◆ Required task: Search the listing below for "socjoterapii". Copy each matching line.

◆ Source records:

========================================

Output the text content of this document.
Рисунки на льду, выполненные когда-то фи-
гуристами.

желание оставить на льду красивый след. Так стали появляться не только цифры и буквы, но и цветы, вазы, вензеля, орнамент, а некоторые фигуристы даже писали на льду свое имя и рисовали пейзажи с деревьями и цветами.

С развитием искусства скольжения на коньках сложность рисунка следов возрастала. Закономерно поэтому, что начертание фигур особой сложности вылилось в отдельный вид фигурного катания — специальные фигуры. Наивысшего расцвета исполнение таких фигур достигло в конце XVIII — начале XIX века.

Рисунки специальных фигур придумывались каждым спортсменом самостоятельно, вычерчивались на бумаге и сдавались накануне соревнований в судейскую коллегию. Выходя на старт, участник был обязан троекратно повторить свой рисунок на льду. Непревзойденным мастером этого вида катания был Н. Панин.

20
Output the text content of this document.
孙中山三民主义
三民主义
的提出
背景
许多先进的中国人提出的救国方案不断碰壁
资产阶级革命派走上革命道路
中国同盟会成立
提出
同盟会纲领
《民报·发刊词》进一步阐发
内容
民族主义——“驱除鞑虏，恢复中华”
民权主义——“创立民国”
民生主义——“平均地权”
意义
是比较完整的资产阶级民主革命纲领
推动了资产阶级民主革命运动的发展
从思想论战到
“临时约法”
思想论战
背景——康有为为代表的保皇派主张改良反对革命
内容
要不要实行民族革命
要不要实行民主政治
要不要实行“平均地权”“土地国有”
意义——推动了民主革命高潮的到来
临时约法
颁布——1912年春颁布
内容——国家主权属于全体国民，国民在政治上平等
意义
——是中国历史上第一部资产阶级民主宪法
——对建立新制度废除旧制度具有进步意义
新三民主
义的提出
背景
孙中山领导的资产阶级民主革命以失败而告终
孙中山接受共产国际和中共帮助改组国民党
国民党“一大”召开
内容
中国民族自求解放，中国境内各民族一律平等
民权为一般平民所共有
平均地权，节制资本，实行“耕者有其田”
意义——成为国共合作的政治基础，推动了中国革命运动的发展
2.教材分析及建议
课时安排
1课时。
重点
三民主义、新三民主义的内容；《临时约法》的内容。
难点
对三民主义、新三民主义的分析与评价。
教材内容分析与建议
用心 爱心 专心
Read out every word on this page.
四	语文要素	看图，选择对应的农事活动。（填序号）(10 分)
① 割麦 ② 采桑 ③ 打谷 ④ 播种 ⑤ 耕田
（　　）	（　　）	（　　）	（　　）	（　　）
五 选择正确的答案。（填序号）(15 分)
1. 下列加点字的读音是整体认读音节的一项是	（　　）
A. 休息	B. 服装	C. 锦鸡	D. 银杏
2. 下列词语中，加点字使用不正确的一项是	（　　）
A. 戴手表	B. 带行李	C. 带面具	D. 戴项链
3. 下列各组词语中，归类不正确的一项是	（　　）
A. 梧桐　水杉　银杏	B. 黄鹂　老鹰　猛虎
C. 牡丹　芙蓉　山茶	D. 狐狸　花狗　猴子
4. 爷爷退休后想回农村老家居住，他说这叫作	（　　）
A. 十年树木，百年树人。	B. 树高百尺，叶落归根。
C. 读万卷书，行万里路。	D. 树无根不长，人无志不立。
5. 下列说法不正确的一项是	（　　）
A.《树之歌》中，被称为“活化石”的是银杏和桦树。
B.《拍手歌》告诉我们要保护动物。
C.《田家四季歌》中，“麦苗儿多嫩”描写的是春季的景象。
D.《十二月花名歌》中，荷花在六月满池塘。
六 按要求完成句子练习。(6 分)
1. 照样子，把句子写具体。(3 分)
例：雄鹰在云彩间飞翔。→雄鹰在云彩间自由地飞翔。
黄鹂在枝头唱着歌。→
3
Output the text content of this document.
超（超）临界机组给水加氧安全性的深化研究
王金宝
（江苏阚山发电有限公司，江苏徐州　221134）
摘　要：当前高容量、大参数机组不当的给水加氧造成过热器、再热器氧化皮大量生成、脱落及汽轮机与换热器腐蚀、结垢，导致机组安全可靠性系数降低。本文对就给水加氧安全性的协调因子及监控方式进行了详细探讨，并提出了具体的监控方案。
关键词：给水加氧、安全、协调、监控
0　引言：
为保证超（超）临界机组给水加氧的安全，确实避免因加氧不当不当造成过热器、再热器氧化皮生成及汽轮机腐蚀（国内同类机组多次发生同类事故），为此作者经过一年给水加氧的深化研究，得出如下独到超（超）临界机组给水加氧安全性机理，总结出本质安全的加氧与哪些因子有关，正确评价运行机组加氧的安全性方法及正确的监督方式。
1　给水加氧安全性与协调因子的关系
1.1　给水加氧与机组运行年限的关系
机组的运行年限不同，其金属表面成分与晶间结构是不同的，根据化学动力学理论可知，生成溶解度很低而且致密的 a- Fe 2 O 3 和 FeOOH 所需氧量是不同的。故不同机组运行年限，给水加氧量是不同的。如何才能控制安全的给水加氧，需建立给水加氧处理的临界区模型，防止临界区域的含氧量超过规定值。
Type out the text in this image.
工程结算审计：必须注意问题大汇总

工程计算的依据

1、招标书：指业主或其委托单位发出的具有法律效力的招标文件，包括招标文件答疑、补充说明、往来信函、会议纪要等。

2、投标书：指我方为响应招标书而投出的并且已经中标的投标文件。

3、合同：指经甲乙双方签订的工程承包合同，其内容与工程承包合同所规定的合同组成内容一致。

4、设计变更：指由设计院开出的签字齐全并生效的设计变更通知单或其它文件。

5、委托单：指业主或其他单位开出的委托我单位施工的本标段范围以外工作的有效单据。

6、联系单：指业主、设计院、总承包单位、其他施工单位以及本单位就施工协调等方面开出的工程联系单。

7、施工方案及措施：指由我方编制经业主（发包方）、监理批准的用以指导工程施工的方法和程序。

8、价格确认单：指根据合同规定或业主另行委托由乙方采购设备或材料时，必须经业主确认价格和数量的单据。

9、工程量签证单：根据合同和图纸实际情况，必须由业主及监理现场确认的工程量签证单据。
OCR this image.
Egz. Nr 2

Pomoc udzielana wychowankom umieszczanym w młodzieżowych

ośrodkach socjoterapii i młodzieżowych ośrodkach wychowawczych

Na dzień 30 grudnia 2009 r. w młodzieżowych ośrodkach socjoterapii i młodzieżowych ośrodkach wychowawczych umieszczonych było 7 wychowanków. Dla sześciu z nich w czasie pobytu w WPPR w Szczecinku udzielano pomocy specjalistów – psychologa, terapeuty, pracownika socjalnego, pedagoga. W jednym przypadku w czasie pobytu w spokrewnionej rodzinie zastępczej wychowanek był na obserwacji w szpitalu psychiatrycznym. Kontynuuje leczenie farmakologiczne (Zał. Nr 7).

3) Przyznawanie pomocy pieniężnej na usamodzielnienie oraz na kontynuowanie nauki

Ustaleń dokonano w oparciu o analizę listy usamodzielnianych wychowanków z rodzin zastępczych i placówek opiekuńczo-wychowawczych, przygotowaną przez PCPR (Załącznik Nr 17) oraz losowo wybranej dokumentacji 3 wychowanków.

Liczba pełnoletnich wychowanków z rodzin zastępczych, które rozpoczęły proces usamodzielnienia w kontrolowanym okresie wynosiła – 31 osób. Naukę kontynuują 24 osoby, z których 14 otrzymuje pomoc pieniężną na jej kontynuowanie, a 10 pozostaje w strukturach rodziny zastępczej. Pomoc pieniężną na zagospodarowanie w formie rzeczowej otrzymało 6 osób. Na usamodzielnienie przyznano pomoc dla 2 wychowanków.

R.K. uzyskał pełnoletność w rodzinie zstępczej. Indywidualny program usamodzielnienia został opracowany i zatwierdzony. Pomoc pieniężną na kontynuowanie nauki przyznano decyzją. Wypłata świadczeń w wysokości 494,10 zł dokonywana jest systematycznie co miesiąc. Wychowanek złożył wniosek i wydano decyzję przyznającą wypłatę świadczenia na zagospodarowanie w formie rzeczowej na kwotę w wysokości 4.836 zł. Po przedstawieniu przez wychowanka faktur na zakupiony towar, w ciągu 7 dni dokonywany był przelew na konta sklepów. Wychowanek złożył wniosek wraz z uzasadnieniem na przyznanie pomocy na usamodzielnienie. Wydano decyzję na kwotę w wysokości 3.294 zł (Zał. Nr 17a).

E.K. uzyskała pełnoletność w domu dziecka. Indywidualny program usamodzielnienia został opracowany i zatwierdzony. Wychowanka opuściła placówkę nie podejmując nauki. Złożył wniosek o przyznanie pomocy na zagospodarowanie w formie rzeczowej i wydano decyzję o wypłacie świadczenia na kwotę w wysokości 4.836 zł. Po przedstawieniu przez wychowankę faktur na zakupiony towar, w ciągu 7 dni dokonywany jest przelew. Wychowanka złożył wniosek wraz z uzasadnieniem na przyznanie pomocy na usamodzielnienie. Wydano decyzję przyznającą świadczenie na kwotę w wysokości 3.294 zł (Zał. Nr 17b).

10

========================================

◆ The output:
ośrodkach socjoterapii i młodzieżowych ośrodkach wychowawczych
Na dzień 30 grudnia 2009 r. w młodzieżowych ośrodkach socjoterapii i młodzieżowych ośrodkach wychowawczych umieszczonych było 7 wychowanków. Dla sześciu z nich w czasie pobytu w WPPR w Szczecinku udzielano pomocy specjalistów – psychologa, terapeuty, pracownika socjalnego, pedagoga. W jednym przypadku w czasie pobytu w spokrewnionej rodzinie zastępczej wychowanek był na obserwacji w szpitalu psychiatrycznym. Kontynuuje leczenie farmakologiczne (Zał. Nr 7).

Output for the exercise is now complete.